Collected data —
[start]

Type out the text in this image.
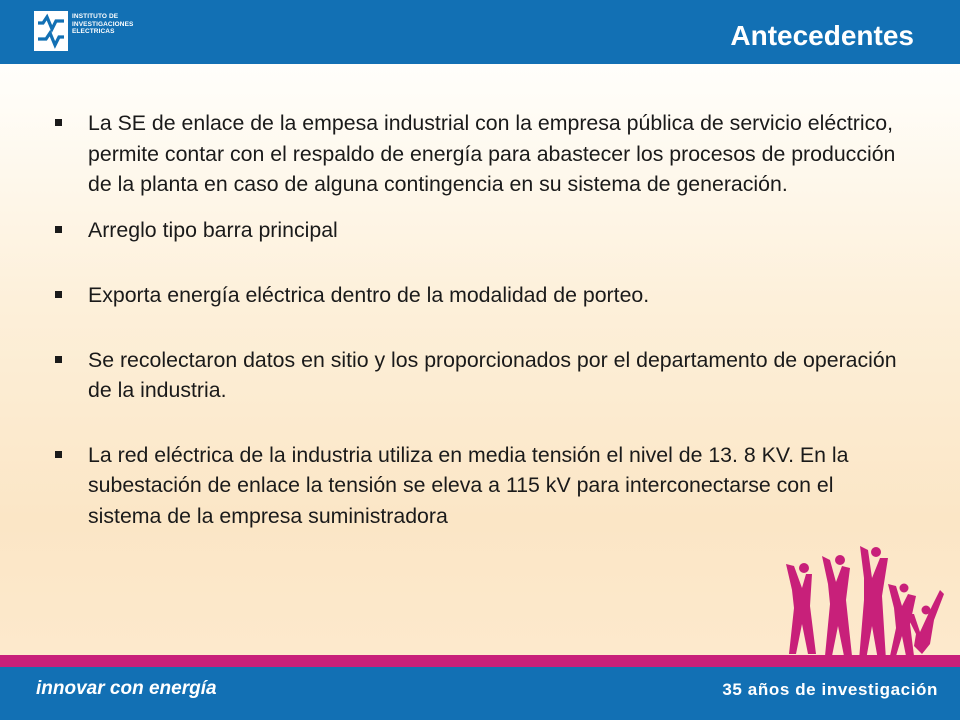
INSTITUTO DE
INVESTIGACIONES
ELECTRICAS	Antecedentes
La SE de enlace de la empesa industrial con la empresa pública de servicio eléctrico, permite contar con el respaldo de energía para abastecer los procesos de producción de la planta en caso de alguna contingencia en su sistema de generación.
Arreglo tipo barra principal
Exporta energía eléctrica dentro de la modalidad de porteo.
Se recolectaron datos en sitio y los proporcionados por el departamento de operación de la industria.
La red eléctrica de la industria utiliza en media tensión el nivel de 13. 8 KV. En la subestación de enlace la tensión se eleva a 115 kV para interconectarse con el sistema de la empresa suministradora
innovar con energía	35 años de investigación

[end]

EXERCISE DETAILS — Using the entries above, return each line that includes the word "energía".

COMPLETED EXERCISE —
La SE de enlace de la empesa industrial con la empresa pública de servicio eléctrico, permite contar con el respaldo de energía para abastecer los procesos de producción de la planta en caso de alguna contingencia en su sistema de generación.
Exporta energía eléctrica dentro de la modalidad de porteo.
innovar con energía	35 años de investigación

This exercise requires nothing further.